◆ **WHAT TO PRODUCE**: Can you write out all the lines word for word, with no pictures?

◆ **DATA PROVIDED**:

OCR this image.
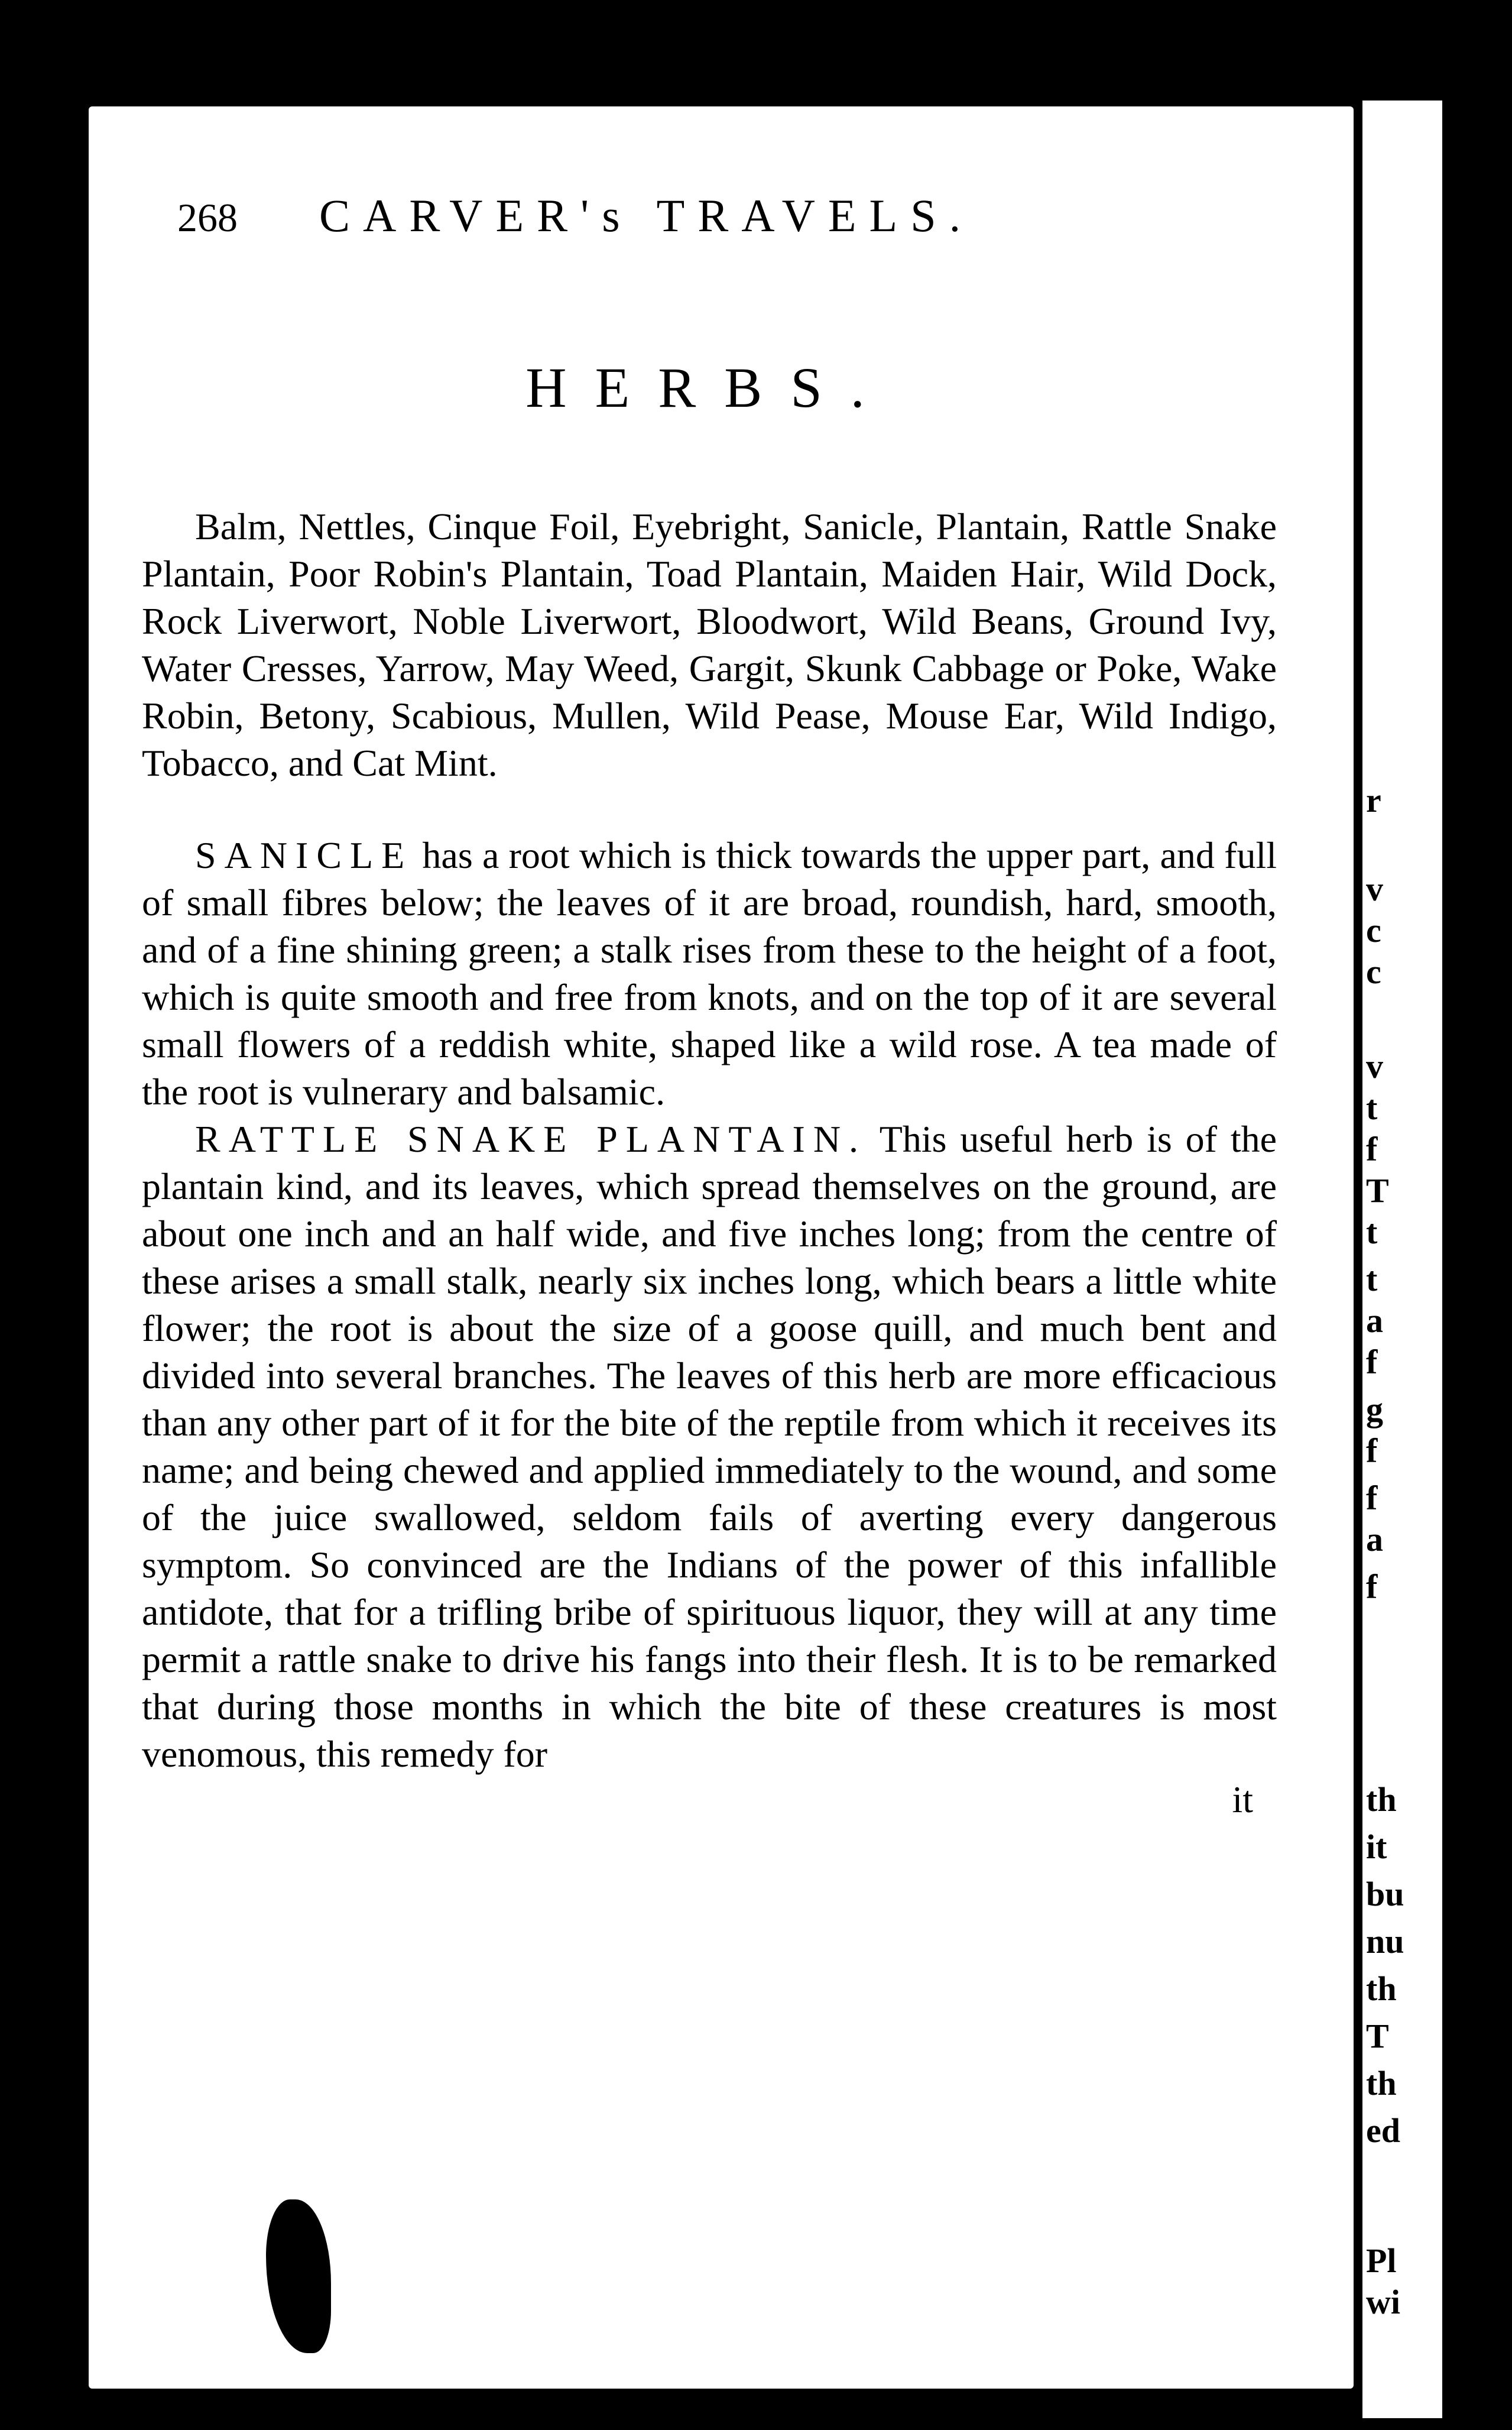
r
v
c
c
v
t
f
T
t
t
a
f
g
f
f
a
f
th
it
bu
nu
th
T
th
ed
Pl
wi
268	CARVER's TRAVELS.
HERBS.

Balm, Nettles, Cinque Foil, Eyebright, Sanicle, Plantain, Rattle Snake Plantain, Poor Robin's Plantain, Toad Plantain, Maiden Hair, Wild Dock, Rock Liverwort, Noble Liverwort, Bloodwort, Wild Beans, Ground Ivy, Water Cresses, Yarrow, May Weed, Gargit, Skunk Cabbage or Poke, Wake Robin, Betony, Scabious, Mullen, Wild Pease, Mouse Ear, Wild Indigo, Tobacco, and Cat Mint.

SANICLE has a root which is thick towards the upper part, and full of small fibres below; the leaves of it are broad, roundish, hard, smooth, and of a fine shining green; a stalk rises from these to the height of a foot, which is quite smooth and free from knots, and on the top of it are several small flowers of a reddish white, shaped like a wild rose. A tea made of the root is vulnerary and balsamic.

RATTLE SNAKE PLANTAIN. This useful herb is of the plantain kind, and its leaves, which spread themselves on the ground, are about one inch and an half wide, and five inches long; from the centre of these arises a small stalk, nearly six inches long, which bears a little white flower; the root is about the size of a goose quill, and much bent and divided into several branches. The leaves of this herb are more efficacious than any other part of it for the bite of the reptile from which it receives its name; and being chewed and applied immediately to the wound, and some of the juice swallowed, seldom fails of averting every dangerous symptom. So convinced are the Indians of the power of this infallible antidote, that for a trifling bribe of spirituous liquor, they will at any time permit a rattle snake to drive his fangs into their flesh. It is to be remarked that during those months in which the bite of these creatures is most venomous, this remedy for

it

◆ **EXERCISE SOLUTION**:
OCR this image.
r
v
c
c
v
t
f
T
t
t
a
f
g
f
f
a
f
th
it
bu
nu
th
T
th
ed
Pl
wi
268	CARVER's TRAVELS.
HERBS.

Balm, Nettles, Cinque Foil, Eyebright, Sanicle, Plantain, Rattle Snake Plantain, Poor Robin's Plantain, Toad Plantain, Maiden Hair, Wild Dock, Rock Liverwort, Noble Liverwort, Bloodwort, Wild Beans, Ground Ivy, Water Cresses, Yarrow, May Weed, Gargit, Skunk Cabbage or Poke, Wake Robin, Betony, Scabious, Mullen, Wild Pease, Mouse Ear, Wild Indigo, Tobacco, and Cat Mint.

SANICLE has a root which is thick towards the upper part, and full of small fibres below; the leaves of it are broad, roundish, hard, smooth, and of a fine shining green; a stalk rises from these to the height of a foot, which is quite smooth and free from knots, and on the top of it are several small flowers of a reddish white, shaped like a wild rose. A tea made of the root is vulnerary and balsamic.

RATTLE SNAKE PLANTAIN. This useful herb is of the plantain kind, and its leaves, which spread themselves on the ground, are about one inch and an half wide, and five inches long; from the centre of these arises a small stalk, nearly six inches long, which bears a little white flower; the root is about the size of a goose quill, and much bent and divided into several branches. The leaves of this herb are more efficacious than any other part of it for the bite of the reptile from which it receives its name; and being chewed and applied immediately to the wound, and some of the juice swallowed, seldom fails of averting every dangerous symptom. So convinced are the Indians of the power of this infallible antidote, that for a trifling bribe of spirituous liquor, they will at any time permit a rattle snake to drive his fangs into their flesh. It is to be remarked that during those months in which the bite of these creatures is most venomous, this remedy for

it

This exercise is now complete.